[Excerpts from a figure dataset]
*****

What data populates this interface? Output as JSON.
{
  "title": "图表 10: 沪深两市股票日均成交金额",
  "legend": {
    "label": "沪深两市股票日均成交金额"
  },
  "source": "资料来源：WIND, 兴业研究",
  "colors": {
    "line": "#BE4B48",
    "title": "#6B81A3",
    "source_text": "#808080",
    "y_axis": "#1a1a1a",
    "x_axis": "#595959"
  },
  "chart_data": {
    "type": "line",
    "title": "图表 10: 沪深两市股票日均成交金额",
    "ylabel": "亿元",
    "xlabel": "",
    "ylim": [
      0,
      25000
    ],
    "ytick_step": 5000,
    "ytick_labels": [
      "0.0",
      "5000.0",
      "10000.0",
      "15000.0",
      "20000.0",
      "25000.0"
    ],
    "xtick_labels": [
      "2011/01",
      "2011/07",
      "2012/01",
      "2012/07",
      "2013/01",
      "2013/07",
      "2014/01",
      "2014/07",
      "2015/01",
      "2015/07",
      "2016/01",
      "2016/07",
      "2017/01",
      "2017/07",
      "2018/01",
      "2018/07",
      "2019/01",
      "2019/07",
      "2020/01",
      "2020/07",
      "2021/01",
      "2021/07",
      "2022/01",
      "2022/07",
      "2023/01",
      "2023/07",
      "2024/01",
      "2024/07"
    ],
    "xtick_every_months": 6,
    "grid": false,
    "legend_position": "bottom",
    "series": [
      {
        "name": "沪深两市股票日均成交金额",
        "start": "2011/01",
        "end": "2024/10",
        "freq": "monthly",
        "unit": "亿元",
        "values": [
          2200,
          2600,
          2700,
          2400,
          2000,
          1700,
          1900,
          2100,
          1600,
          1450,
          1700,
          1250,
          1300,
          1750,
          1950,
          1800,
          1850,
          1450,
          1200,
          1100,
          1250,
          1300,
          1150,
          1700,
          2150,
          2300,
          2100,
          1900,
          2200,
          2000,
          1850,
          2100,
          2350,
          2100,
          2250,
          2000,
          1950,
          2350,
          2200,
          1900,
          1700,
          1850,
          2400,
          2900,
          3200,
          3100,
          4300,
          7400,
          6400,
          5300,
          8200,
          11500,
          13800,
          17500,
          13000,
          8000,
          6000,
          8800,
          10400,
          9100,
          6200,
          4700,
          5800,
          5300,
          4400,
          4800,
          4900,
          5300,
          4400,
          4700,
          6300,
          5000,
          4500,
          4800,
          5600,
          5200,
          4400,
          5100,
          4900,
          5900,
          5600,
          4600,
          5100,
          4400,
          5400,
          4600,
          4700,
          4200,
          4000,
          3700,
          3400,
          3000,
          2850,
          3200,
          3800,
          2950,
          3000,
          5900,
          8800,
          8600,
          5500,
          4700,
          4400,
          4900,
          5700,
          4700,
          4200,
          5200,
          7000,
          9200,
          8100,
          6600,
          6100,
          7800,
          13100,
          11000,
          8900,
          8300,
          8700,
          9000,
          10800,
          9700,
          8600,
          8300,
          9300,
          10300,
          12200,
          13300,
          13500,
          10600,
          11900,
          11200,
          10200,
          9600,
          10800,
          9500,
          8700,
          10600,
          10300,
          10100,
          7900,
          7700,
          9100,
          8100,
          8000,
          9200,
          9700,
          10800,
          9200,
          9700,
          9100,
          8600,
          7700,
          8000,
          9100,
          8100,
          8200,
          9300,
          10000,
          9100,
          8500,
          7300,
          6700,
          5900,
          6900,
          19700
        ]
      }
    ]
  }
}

*****

WHAT TO WORK ON:
Check each line above for "沪深两市股票日均成交金额" and return the ones that have it.

THE ANSWER:
  "title": "图表 10: 沪深两市股票日均成交金额",
    "label": "沪深两市股票日均成交金额"
    "title": "图表 10: 沪深两市股票日均成交金额",
        "name": "沪深两市股票日均成交金额",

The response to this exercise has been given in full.